▸ **Aim of the task**
Transcribe the full listing below exactly.

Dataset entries
[Begin]
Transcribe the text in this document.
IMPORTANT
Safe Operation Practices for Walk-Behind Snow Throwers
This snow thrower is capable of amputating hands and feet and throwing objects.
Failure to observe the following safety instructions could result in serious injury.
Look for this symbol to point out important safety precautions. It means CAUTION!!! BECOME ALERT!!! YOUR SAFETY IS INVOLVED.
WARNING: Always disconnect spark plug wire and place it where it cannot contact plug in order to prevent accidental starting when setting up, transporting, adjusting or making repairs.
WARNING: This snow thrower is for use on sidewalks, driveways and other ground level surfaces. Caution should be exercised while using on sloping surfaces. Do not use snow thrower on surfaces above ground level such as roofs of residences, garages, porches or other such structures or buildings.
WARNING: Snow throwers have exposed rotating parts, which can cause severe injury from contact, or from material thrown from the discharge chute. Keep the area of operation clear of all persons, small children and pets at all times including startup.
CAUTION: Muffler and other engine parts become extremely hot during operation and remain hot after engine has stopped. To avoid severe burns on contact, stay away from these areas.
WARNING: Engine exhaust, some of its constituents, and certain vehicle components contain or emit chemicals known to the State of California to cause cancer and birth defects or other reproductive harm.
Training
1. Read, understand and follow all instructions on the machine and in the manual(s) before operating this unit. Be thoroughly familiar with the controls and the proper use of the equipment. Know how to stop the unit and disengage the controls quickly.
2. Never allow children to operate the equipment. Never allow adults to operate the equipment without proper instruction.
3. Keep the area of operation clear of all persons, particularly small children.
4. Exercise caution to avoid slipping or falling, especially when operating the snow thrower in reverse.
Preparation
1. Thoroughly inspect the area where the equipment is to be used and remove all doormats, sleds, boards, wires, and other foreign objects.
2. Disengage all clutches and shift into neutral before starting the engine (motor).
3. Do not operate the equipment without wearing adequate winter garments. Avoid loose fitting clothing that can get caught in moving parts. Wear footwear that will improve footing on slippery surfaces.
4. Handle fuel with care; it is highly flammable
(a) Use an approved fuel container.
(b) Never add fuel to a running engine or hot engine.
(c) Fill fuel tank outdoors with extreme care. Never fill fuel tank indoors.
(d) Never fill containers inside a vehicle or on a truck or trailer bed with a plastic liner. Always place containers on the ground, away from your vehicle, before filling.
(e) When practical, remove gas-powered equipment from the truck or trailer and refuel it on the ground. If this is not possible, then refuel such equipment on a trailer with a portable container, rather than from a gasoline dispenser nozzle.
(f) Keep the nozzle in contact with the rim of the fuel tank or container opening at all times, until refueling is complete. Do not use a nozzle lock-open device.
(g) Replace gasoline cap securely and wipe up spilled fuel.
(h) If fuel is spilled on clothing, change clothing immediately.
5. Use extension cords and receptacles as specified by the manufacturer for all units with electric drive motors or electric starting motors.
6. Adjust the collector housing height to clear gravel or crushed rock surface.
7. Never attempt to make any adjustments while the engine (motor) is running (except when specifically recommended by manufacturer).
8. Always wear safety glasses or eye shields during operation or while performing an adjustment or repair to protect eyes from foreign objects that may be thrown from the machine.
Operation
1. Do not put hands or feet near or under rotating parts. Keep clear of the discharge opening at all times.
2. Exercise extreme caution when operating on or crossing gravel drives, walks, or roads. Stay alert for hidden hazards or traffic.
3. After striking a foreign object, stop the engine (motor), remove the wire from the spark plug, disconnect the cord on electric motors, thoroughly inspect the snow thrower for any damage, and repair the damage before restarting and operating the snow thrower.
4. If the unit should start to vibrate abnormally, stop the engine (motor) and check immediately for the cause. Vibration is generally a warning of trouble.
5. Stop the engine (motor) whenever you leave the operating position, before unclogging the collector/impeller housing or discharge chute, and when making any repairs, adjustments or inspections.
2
[End]
▸ **Solution for this task**
Transcribe the text in this document.
IMPORTANT
Safe Operation Practices for Walk-Behind Snow Throwers
This snow thrower is capable of amputating hands and feet and throwing objects.
Failure to observe the following safety instructions could result in serious injury.
Look for this symbol to point out important safety precautions. It means CAUTION!!! BECOME ALERT!!! YOUR SAFETY IS INVOLVED.
WARNING: Always disconnect spark plug wire and place it where it cannot contact plug in order to prevent accidental starting when setting up, transporting, adjusting or making repairs.
WARNING: This snow thrower is for use on sidewalks, driveways and other ground level surfaces. Caution should be exercised while using on sloping surfaces. Do not use snow thrower on surfaces above ground level such as roofs of residences, garages, porches or other such structures or buildings.
WARNING: Snow throwers have exposed rotating parts, which can cause severe injury from contact, or from material thrown from the discharge chute. Keep the area of operation clear of all persons, small children and pets at all times including startup.
CAUTION: Muffler and other engine parts become extremely hot during operation and remain hot after engine has stopped. To avoid severe burns on contact, stay away from these areas.
WARNING: Engine exhaust, some of its constituents, and certain vehicle components contain or emit chemicals known to the State of California to cause cancer and birth defects or other reproductive harm.
Training
1. Read, understand and follow all instructions on the machine and in the manual(s) before operating this unit. Be thoroughly familiar with the controls and the proper use of the equipment. Know how to stop the unit and disengage the controls quickly.
2. Never allow children to operate the equipment. Never allow adults to operate the equipment without proper instruction.
3. Keep the area of operation clear of all persons, particularly small children.
4. Exercise caution to avoid slipping or falling, especially when operating the snow thrower in reverse.
Preparation
1. Thoroughly inspect the area where the equipment is to be used and remove all doormats, sleds, boards, wires, and other foreign objects.
2. Disengage all clutches and shift into neutral before starting the engine (motor).
3. Do not operate the equipment without wearing adequate winter garments. Avoid loose fitting clothing that can get caught in moving parts. Wear footwear that will improve footing on slippery surfaces.
4. Handle fuel with care; it is highly flammable
(a) Use an approved fuel container.
(b) Never add fuel to a running engine or hot engine.
(c) Fill fuel tank outdoors with extreme care. Never fill fuel tank indoors.
(d) Never fill containers inside a vehicle or on a truck or trailer bed with a plastic liner. Always place containers on the ground, away from your vehicle, before filling.
(e) When practical, remove gas-powered equipment from the truck or trailer and refuel it on the ground. If this is not possible, then refuel such equipment on a trailer with a portable container, rather than from a gasoline dispenser nozzle.
(f) Keep the nozzle in contact with the rim of the fuel tank or container opening at all times, until refueling is complete. Do not use a nozzle lock-open device.
(g) Replace gasoline cap securely and wipe up spilled fuel.
(h) If fuel is spilled on clothing, change clothing immediately.
5. Use extension cords and receptacles as specified by the manufacturer for all units with electric drive motors or electric starting motors.
6. Adjust the collector housing height to clear gravel or crushed rock surface.
7. Never attempt to make any adjustments while the engine (motor) is running (except when specifically recommended by manufacturer).
8. Always wear safety glasses or eye shields during operation or while performing an adjustment or repair to protect eyes from foreign objects that may be thrown from the machine.
Operation
1. Do not put hands or feet near or under rotating parts. Keep clear of the discharge opening at all times.
2. Exercise extreme caution when operating on or crossing gravel drives, walks, or roads. Stay alert for hidden hazards or traffic.
3. After striking a foreign object, stop the engine (motor), remove the wire from the spark plug, disconnect the cord on electric motors, thoroughly inspect the snow thrower for any damage, and repair the damage before restarting and operating the snow thrower.
4. If the unit should start to vibrate abnormally, stop the engine (motor) and check immediately for the cause. Vibration is generally a warning of trouble.
5. Stop the engine (motor) whenever you leave the operating position, before unclogging the collector/impeller housing or discharge chute, and when making any repairs, adjustments or inspections.
2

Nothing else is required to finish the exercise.